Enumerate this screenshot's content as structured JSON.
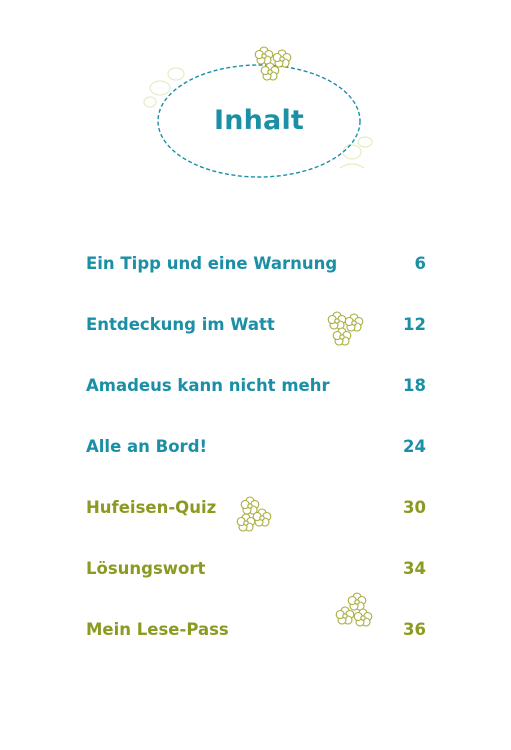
{
  "header": {
    "title": "Inhalt"
  },
  "colors": {
    "teal": "#1a8fa6",
    "olive": "#8c9a22",
    "flower": "#a8ad3c",
    "flower_faint": "#e7ecc6"
  },
  "toc": [
    {
      "label": "Ein Tipp und eine Warnung",
      "page": "6"
    },
    {
      "label": "Entdeckung im Watt",
      "page": "12"
    },
    {
      "label": "Amadeus kann nicht mehr",
      "page": "18"
    },
    {
      "label": "Alle an Bord!",
      "page": "24"
    },
    {
      "label": "Hufeisen-Quiz",
      "page": "30"
    },
    {
      "label": "Lösungswort",
      "page": "34"
    },
    {
      "label": "Mein Lese-Pass",
      "page": "36"
    }
  ]
}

● ● ●

Goal of the exercise -
Output a faithful copy of the data, with each picture left out.

Response for this exercise -
Enumerate this screenshot's content as structured JSON.
{
  "header": {
    "title": "Inhalt"
  },
  "colors": {
    "teal": "#1a8fa6",
    "olive": "#8c9a22",
    "flower": "#a8ad3c",
    "flower_faint": "#e7ecc6"
  },
  "toc": [
    {
      "label": "Ein Tipp und eine Warnung",
      "page": "6"
    },
    {
      "label": "Entdeckung im Watt",
      "page": "12"
    },
    {
      "label": "Amadeus kann nicht mehr",
      "page": "18"
    },
    {
      "label": "Alle an Bord!",
      "page": "24"
    },
    {
      "label": "Hufeisen-Quiz",
      "page": "30"
    },
    {
      "label": "Lösungswort",
      "page": "34"
    },
    {
      "label": "Mein Lese-Pass",
      "page": "36"
    }
  ]
}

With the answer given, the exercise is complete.